• WHAT IS EXPECTED: Can you output the records below exactly as they are written?

• Stored records:
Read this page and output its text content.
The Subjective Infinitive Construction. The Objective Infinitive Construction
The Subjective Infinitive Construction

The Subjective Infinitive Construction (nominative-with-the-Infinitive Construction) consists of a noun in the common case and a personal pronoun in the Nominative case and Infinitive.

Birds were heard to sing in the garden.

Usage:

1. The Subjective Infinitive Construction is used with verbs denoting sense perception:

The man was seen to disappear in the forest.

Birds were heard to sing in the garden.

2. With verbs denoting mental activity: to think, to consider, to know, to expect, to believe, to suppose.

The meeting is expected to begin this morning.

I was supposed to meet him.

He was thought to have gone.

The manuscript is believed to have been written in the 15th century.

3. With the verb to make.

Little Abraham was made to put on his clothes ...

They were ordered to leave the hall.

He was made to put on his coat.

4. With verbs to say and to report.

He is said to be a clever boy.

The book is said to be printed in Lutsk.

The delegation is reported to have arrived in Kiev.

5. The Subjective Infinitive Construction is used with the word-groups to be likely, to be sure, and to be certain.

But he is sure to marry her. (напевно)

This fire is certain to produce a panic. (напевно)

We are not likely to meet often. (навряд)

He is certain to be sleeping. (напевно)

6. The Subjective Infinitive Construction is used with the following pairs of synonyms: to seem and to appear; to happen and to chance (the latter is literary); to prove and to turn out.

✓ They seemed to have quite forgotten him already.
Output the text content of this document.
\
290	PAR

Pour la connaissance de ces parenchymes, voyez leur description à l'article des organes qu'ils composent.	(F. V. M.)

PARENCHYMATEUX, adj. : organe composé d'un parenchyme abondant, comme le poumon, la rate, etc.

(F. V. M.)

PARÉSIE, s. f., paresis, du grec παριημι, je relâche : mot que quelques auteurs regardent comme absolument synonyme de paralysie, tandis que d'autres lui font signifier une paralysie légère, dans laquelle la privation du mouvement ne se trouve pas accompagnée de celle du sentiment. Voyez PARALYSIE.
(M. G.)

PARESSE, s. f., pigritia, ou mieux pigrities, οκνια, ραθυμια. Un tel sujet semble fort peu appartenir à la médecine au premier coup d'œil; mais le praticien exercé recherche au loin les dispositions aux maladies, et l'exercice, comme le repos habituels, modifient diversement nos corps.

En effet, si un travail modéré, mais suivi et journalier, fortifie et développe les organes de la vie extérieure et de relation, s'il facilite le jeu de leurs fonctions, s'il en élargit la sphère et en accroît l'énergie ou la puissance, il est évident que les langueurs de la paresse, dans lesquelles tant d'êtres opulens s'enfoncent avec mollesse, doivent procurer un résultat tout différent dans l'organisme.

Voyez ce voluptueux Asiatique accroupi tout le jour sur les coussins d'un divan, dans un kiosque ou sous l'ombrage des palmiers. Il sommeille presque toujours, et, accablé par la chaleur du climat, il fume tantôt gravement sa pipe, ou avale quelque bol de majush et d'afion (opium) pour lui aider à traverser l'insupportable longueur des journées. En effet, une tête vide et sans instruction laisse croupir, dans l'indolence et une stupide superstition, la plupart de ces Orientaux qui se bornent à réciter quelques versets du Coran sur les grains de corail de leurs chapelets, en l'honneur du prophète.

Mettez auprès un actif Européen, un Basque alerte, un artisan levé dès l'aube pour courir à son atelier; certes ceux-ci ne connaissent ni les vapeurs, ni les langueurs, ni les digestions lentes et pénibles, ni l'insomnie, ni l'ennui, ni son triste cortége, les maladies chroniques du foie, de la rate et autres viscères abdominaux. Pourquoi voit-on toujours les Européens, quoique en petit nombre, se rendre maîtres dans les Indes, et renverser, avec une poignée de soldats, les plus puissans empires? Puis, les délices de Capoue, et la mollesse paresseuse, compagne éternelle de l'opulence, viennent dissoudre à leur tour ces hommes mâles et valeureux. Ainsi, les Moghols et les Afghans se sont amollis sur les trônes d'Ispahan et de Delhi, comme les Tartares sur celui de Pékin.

• IN RESPONSE:
Read this page and output its text content.
The Subjective Infinitive Construction. The Objective Infinitive Construction
The Subjective Infinitive Construction

The Subjective Infinitive Construction (nominative-with-the-Infinitive Construction) consists of a noun in the common case and a personal pronoun in the Nominative case and Infinitive.

Birds were heard to sing in the garden.

Usage:

1. The Subjective Infinitive Construction is used with verbs denoting sense perception:

The man was seen to disappear in the forest.

Birds were heard to sing in the garden.

2. With verbs denoting mental activity: to think, to consider, to know, to expect, to believe, to suppose.

The meeting is expected to begin this morning.

I was supposed to meet him.

He was thought to have gone.

The manuscript is believed to have been written in the 15th century.

3. With the verb to make.

Little Abraham was made to put on his clothes ...

They were ordered to leave the hall.

He was made to put on his coat.

4. With verbs to say and to report.

He is said to be a clever boy.

The book is said to be printed in Lutsk.

The delegation is reported to have arrived in Kiev.

5. The Subjective Infinitive Construction is used with the word-groups to be likely, to be sure, and to be certain.

But he is sure to marry her. (напевно)

This fire is certain to produce a panic. (напевно)

We are not likely to meet often. (навряд)

He is certain to be sleeping. (напевно)

6. The Subjective Infinitive Construction is used with the following pairs of synonyms: to seem and to appear; to happen and to chance (the latter is literary); to prove and to turn out.

✓ They seemed to have quite forgotten him already.
Output the text content of this document.
\
290	PAR

Pour la connaissance de ces parenchymes, voyez leur description à l'article des organes qu'ils composent.	(F. V. M.)

PARENCHYMATEUX, adj. : organe composé d'un parenchyme abondant, comme le poumon, la rate, etc.

(F. V. M.)

PARÉSIE, s. f., paresis, du grec παριημι, je relâche : mot que quelques auteurs regardent comme absolument synonyme de paralysie, tandis que d'autres lui font signifier une paralysie légère, dans laquelle la privation du mouvement ne se trouve pas accompagnée de celle du sentiment. Voyez PARALYSIE.
(M. G.)

PARESSE, s. f., pigritia, ou mieux pigrities, οκνια, ραθυμια. Un tel sujet semble fort peu appartenir à la médecine au premier coup d'œil; mais le praticien exercé recherche au loin les dispositions aux maladies, et l'exercice, comme le repos habituels, modifient diversement nos corps.

En effet, si un travail modéré, mais suivi et journalier, fortifie et développe les organes de la vie extérieure et de relation, s'il facilite le jeu de leurs fonctions, s'il en élargit la sphère et en accroît l'énergie ou la puissance, il est évident que les langueurs de la paresse, dans lesquelles tant d'êtres opulens s'enfoncent avec mollesse, doivent procurer un résultat tout différent dans l'organisme.

Voyez ce voluptueux Asiatique accroupi tout le jour sur les coussins d'un divan, dans un kiosque ou sous l'ombrage des palmiers. Il sommeille presque toujours, et, accablé par la chaleur du climat, il fume tantôt gravement sa pipe, ou avale quelque bol de majush et d'afion (opium) pour lui aider à traverser l'insupportable longueur des journées. En effet, une tête vide et sans instruction laisse croupir, dans l'indolence et une stupide superstition, la plupart de ces Orientaux qui se bornent à réciter quelques versets du Coran sur les grains de corail de leurs chapelets, en l'honneur du prophète.

Mettez auprès un actif Européen, un Basque alerte, un artisan levé dès l'aube pour courir à son atelier; certes ceux-ci ne connaissent ni les vapeurs, ni les langueurs, ni les digestions lentes et pénibles, ni l'insomnie, ni l'ennui, ni son triste cortége, les maladies chroniques du foie, de la rate et autres viscères abdominaux. Pourquoi voit-on toujours les Européens, quoique en petit nombre, se rendre maîtres dans les Indes, et renverser, avec une poignée de soldats, les plus puissans empires? Puis, les délices de Capoue, et la mollesse paresseuse, compagne éternelle de l'opulence, viennent dissoudre à leur tour ces hommes mâles et valeureux. Ainsi, les Moghols et les Afghans se sont amollis sur les trônes d'Ispahan et de Delhi, comme les Tartares sur celui de Pékin.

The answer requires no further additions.